* [TASK TO COMPLETE]
Check each line below for the word "Battyánháza" and give the number of lines that have it, nothing more.

* [DATA]
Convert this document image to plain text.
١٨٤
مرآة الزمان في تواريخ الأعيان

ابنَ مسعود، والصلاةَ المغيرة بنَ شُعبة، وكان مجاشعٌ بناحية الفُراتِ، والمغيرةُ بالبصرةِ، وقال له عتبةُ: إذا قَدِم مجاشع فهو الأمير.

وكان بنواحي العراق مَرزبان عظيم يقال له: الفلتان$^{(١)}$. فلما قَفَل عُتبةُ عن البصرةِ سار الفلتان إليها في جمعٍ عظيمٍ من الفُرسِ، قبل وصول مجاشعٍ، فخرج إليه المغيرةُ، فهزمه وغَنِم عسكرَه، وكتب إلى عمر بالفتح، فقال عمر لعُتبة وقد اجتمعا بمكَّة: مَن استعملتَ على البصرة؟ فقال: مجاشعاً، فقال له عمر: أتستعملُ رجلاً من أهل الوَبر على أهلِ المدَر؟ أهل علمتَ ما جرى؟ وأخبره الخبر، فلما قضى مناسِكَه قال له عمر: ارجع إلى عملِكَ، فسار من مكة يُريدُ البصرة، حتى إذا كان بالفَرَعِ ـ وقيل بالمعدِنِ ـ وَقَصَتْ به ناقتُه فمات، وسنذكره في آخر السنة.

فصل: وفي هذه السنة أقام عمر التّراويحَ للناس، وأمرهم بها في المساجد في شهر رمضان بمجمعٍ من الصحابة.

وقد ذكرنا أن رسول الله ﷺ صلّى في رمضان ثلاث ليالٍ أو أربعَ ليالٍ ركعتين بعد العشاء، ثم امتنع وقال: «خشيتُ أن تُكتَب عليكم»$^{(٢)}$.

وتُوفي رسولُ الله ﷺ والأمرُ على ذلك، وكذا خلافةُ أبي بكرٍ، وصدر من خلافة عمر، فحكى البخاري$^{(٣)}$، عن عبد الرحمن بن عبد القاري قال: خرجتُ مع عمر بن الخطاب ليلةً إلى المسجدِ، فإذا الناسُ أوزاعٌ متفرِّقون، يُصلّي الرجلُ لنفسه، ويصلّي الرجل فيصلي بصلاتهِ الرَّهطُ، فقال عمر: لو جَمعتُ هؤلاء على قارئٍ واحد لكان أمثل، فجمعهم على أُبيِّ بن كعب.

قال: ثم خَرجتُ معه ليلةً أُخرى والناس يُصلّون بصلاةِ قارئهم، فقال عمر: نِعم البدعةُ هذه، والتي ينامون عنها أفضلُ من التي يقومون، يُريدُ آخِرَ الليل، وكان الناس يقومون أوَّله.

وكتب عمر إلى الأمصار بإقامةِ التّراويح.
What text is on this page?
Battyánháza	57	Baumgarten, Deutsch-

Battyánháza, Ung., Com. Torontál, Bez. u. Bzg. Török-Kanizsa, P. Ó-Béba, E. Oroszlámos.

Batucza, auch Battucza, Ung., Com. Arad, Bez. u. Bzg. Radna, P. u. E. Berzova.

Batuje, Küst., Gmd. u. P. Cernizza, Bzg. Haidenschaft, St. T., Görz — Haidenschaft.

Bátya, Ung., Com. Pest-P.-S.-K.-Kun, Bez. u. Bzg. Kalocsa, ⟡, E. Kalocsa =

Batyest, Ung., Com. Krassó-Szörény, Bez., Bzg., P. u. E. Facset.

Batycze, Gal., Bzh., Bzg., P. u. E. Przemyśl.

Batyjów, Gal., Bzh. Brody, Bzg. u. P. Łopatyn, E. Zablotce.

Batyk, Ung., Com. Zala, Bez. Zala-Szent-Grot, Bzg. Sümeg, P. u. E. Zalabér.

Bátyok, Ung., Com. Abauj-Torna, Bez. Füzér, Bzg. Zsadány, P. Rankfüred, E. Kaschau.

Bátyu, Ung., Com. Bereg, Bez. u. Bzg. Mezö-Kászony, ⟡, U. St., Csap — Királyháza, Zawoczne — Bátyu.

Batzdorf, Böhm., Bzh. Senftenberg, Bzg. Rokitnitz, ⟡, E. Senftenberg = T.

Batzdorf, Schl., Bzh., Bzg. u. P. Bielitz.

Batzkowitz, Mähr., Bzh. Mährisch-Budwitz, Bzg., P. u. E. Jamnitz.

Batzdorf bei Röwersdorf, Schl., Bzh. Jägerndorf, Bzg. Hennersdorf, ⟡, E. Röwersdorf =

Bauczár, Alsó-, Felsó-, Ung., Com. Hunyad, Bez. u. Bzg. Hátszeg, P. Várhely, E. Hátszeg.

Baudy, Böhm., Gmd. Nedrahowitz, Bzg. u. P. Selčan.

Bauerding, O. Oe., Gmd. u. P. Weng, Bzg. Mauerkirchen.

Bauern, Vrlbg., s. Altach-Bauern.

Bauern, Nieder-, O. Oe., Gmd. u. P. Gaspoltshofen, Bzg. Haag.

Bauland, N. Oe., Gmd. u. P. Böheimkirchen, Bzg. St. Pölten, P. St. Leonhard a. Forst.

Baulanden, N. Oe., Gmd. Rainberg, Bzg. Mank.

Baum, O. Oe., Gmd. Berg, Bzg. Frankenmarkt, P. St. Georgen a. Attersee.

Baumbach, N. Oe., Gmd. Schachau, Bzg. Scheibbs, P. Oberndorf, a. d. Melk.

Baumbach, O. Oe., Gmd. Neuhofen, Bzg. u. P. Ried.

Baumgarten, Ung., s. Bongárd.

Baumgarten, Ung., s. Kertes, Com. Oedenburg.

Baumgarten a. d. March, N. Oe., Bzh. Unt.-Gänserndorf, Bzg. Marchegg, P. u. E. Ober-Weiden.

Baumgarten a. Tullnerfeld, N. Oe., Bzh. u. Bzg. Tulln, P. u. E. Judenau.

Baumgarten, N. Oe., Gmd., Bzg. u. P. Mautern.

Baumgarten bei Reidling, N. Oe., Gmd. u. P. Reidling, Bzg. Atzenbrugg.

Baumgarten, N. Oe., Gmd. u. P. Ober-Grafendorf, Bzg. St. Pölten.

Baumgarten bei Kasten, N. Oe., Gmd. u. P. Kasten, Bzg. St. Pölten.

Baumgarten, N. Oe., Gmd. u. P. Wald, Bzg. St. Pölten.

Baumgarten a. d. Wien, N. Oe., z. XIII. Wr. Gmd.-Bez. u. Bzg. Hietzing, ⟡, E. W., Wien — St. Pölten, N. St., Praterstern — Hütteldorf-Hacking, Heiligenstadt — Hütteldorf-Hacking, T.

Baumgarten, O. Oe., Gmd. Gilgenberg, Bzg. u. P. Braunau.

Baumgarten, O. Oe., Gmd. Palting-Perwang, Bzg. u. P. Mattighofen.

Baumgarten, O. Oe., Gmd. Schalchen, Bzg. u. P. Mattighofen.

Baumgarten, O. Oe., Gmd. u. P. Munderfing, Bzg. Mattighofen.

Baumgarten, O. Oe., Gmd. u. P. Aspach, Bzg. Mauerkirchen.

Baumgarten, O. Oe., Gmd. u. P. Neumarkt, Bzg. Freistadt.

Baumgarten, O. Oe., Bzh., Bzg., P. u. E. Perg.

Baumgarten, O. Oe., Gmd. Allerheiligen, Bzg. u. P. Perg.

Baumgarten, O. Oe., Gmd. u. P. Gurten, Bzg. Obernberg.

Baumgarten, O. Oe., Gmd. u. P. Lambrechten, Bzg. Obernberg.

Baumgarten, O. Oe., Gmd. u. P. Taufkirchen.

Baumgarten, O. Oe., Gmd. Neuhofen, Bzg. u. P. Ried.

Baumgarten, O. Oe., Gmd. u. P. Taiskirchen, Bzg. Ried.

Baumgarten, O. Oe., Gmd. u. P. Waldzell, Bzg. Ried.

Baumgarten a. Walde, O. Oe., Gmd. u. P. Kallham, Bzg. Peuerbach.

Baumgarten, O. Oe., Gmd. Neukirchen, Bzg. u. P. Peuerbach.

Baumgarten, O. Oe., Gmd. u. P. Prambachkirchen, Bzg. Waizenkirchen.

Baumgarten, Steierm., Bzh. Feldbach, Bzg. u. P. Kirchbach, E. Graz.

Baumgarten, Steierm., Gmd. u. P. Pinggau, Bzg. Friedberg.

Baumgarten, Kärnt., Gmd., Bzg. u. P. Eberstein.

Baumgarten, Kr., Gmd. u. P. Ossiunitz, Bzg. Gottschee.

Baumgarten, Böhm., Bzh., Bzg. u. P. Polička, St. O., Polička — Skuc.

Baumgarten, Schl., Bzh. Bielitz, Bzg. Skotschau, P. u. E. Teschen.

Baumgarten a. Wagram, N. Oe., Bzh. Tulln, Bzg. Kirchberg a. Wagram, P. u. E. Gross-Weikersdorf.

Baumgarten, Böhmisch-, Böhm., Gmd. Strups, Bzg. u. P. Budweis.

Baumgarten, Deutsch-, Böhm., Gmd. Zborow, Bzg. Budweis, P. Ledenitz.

* [ANSWER TO THIS TASK]
2